- AIM -
Pull out every line below that holds the word "this".

- AVAILABLE RECORDS -
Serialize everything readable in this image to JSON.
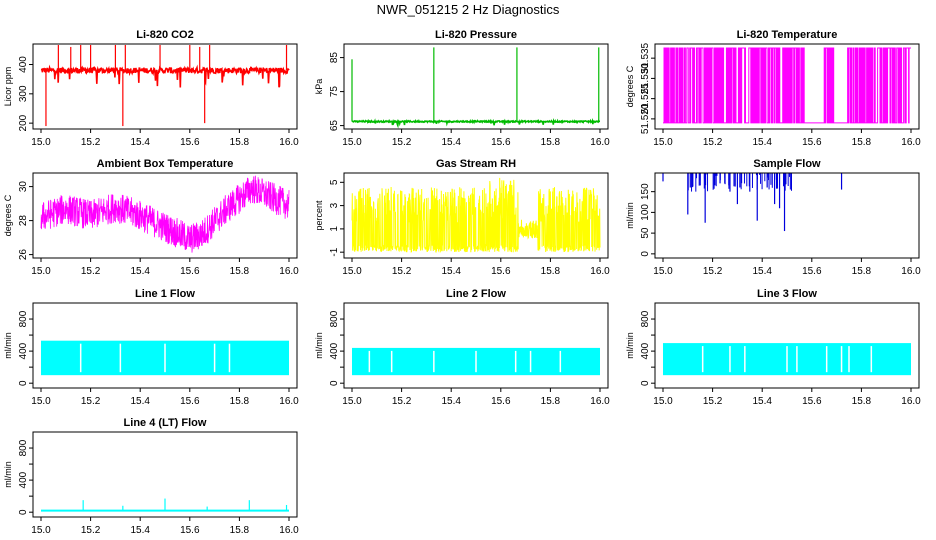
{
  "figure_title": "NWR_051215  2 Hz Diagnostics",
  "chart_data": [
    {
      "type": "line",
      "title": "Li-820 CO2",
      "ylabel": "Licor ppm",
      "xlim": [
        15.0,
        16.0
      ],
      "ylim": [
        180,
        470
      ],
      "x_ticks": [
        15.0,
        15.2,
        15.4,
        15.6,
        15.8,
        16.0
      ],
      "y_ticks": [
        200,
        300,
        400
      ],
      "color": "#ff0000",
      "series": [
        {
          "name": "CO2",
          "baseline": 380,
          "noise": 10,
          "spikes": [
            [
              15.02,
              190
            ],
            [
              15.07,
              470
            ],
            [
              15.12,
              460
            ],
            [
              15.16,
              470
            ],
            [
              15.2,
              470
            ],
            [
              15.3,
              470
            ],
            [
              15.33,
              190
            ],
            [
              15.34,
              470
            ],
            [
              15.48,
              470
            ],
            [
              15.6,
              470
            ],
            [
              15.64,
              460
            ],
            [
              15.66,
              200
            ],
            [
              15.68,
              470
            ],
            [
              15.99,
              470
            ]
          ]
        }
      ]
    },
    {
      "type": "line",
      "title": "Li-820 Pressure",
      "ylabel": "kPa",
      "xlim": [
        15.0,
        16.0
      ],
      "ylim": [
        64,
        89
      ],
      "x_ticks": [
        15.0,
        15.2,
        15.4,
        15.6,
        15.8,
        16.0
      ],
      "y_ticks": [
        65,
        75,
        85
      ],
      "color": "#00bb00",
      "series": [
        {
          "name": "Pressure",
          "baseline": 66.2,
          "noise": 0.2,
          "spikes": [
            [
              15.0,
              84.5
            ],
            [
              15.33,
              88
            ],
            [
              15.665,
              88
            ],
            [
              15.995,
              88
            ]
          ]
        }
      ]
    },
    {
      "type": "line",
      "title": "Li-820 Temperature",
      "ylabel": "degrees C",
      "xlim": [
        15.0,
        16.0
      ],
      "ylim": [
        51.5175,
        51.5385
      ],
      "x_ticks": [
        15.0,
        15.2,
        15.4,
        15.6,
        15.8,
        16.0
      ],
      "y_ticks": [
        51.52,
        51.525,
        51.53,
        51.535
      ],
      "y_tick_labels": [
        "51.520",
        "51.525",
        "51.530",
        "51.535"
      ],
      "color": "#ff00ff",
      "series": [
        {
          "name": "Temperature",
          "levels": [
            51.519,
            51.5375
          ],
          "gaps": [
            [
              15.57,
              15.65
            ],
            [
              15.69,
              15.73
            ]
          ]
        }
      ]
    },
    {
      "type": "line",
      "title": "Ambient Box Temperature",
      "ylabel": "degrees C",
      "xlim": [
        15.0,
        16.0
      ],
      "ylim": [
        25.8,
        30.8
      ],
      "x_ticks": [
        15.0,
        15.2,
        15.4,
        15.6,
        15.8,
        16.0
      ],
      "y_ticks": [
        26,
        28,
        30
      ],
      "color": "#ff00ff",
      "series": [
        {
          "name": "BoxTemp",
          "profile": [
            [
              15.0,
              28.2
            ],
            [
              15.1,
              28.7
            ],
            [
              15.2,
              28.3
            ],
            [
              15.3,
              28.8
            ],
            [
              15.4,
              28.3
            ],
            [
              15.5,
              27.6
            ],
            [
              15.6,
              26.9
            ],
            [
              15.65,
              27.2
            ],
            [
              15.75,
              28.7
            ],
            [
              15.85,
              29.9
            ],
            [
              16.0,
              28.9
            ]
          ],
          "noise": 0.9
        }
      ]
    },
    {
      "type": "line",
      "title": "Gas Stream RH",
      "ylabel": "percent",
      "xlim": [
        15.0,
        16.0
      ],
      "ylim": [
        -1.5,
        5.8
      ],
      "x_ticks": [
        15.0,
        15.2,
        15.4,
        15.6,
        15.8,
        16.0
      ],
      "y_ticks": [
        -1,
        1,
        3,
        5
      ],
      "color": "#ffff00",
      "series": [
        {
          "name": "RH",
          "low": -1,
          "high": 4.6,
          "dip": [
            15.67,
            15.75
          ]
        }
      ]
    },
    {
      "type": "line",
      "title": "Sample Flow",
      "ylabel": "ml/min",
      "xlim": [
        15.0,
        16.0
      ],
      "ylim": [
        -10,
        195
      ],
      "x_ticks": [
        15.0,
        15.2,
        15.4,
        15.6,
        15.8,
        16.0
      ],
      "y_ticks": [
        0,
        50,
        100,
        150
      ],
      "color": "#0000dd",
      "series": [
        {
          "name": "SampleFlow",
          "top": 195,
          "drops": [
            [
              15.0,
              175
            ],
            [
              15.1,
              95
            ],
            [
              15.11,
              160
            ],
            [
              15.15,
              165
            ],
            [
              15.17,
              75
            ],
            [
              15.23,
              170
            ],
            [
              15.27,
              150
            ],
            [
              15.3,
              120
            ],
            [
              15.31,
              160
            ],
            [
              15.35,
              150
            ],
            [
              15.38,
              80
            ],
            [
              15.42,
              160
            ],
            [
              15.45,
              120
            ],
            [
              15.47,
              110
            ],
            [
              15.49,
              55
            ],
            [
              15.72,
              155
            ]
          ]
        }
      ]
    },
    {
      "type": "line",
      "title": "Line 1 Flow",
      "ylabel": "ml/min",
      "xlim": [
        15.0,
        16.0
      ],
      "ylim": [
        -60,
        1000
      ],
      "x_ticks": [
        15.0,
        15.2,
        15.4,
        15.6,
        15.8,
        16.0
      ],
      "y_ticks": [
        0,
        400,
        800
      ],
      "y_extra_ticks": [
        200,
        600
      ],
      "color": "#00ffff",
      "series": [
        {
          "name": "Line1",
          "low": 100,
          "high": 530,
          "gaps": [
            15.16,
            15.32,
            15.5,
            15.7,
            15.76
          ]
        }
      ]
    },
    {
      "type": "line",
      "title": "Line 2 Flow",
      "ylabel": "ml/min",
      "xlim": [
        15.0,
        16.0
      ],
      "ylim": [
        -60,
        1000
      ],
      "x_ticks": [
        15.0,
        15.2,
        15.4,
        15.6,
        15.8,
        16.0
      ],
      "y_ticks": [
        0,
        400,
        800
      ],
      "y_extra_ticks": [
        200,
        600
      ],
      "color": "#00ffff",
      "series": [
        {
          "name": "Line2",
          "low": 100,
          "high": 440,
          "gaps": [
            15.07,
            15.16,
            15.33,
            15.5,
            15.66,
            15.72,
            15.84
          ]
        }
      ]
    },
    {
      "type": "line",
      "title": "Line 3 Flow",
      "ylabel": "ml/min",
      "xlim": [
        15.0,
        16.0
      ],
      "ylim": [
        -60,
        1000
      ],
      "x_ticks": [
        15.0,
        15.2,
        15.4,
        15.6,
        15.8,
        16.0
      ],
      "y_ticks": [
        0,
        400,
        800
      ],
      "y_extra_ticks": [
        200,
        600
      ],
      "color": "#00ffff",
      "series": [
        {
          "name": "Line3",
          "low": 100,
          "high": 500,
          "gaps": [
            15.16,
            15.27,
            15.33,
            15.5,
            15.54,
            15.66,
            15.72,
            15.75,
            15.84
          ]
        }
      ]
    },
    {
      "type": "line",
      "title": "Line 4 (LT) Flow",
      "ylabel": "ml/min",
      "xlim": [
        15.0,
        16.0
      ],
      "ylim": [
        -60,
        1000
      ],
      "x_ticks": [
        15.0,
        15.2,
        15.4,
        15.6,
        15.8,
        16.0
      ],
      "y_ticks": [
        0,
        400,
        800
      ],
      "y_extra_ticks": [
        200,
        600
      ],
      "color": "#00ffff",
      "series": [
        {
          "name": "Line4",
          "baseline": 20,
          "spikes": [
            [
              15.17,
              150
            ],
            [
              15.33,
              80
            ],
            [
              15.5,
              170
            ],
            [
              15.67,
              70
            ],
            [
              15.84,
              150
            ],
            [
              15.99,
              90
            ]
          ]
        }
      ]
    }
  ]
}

==

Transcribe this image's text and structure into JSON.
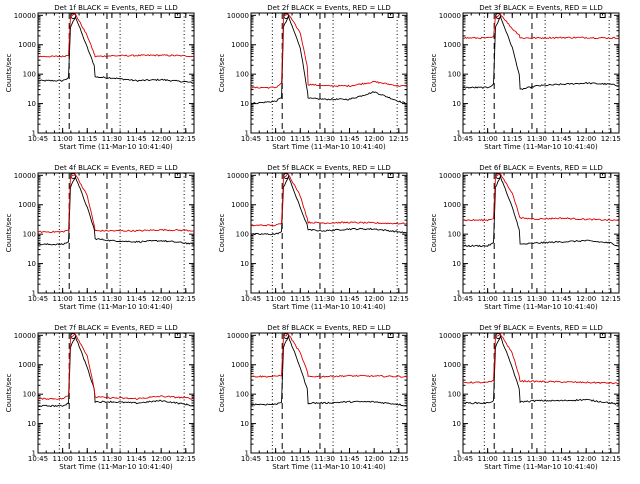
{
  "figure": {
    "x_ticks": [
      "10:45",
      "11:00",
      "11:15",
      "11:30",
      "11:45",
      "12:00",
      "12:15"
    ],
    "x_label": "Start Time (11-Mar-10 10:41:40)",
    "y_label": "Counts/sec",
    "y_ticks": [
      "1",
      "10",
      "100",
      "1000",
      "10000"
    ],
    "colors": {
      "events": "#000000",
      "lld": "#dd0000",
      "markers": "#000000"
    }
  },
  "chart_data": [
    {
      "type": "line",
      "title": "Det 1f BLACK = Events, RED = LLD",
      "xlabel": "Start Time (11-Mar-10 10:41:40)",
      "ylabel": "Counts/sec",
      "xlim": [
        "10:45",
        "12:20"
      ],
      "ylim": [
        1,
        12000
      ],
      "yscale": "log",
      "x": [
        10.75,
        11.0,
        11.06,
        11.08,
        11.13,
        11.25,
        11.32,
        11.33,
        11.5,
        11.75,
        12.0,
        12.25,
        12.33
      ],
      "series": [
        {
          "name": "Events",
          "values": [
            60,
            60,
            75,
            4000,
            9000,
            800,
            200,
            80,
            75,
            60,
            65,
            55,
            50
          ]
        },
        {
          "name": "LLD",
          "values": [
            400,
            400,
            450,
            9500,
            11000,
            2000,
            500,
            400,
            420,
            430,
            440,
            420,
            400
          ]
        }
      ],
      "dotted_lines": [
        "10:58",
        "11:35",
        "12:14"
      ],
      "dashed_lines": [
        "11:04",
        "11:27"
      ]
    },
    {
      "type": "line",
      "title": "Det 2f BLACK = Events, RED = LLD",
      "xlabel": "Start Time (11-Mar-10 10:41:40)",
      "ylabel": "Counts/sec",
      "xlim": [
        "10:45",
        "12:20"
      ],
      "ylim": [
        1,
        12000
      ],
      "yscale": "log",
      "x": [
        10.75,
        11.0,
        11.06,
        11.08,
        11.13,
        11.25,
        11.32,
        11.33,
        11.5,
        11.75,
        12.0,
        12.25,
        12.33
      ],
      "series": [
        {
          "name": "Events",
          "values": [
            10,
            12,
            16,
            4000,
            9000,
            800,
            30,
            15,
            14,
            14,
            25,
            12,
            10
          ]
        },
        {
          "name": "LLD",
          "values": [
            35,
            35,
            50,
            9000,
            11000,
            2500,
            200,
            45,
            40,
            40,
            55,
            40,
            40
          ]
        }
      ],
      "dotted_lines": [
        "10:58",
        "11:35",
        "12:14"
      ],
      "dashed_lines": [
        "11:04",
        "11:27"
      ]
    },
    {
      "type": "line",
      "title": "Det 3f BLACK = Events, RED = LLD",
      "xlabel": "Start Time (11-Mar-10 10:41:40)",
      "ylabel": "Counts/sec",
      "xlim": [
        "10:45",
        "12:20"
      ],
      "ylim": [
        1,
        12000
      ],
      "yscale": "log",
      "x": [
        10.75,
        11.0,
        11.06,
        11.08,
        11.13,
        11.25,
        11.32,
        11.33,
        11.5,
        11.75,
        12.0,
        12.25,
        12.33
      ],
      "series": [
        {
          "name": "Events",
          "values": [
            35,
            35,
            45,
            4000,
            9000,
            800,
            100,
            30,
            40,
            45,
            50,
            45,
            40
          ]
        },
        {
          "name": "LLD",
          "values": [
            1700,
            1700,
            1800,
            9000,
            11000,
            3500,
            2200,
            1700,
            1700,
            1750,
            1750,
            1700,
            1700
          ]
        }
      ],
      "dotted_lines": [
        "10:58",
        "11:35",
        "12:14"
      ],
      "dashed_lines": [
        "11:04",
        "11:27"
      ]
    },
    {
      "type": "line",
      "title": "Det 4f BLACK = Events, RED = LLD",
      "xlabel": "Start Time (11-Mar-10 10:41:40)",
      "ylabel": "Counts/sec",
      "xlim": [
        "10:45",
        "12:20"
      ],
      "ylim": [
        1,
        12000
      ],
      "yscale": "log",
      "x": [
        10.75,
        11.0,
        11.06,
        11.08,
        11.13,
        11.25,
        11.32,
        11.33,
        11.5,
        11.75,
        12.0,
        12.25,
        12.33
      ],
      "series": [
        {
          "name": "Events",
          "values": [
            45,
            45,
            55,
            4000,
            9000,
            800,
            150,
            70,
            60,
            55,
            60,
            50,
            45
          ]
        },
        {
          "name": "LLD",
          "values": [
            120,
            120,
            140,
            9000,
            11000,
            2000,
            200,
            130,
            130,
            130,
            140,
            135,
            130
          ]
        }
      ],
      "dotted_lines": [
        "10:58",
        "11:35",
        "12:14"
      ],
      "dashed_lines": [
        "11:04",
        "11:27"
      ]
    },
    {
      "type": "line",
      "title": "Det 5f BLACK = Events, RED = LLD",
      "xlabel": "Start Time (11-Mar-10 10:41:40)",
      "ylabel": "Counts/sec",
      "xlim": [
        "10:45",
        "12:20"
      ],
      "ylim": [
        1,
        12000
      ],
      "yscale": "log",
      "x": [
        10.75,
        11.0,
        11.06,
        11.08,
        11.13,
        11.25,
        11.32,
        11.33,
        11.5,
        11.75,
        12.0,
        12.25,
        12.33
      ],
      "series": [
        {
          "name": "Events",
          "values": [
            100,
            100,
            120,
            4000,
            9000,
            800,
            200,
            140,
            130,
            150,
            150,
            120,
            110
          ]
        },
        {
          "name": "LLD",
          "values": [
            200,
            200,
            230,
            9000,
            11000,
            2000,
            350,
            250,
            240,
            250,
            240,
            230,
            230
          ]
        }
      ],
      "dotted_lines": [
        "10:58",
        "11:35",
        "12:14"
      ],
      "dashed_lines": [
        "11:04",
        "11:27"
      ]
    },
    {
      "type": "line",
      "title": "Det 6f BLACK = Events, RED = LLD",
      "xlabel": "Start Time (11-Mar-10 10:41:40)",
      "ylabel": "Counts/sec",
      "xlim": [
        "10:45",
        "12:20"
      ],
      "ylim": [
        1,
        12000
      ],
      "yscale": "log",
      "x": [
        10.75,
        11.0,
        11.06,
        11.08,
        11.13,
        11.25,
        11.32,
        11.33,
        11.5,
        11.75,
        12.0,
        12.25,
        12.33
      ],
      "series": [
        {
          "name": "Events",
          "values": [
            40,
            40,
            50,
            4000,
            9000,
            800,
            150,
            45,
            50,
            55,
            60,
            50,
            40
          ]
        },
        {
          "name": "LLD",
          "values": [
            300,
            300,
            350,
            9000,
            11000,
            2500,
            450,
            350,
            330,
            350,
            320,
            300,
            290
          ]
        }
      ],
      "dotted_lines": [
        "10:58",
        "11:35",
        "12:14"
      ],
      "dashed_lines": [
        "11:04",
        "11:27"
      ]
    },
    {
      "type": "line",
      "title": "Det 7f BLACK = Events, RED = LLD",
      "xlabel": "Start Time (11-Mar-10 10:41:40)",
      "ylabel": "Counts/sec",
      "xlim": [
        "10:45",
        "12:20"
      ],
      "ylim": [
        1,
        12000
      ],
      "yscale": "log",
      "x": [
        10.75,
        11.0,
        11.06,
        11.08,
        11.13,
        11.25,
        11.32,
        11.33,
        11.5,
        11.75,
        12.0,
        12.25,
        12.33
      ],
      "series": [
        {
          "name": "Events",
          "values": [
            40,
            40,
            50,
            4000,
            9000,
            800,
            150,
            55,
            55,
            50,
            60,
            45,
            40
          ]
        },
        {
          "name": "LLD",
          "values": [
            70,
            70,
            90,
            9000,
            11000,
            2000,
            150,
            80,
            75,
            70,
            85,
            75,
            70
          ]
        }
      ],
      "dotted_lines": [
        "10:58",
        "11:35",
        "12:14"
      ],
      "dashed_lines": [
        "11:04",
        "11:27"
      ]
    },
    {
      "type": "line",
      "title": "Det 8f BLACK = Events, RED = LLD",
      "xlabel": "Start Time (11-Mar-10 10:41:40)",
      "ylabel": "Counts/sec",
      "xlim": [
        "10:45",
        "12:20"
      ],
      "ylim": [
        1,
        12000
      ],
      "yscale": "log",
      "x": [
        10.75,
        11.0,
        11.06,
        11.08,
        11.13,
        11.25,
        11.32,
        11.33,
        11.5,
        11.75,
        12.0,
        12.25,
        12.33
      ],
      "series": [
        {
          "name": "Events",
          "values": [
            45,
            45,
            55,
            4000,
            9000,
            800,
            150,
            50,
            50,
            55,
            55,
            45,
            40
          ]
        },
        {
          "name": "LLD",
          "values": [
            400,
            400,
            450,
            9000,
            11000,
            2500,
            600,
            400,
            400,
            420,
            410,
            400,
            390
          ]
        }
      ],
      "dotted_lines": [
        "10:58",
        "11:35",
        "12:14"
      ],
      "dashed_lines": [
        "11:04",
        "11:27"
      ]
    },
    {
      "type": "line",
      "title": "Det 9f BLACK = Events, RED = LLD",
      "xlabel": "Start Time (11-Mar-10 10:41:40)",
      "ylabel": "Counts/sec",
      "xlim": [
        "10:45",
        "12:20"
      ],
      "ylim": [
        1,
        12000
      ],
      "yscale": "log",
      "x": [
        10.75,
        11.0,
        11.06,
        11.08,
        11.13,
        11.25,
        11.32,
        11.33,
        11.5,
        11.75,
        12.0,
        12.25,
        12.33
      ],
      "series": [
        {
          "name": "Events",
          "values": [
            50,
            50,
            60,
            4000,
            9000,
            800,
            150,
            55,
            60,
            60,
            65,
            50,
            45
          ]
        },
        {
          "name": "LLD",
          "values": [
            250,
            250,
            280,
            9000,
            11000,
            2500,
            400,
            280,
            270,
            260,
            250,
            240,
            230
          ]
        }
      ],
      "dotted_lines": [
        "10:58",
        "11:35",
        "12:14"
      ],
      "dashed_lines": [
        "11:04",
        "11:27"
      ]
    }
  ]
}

- FINAL RESULT -
Serialize everything readable in this image to JSON.
Transcribe this image's text and structure into JSON.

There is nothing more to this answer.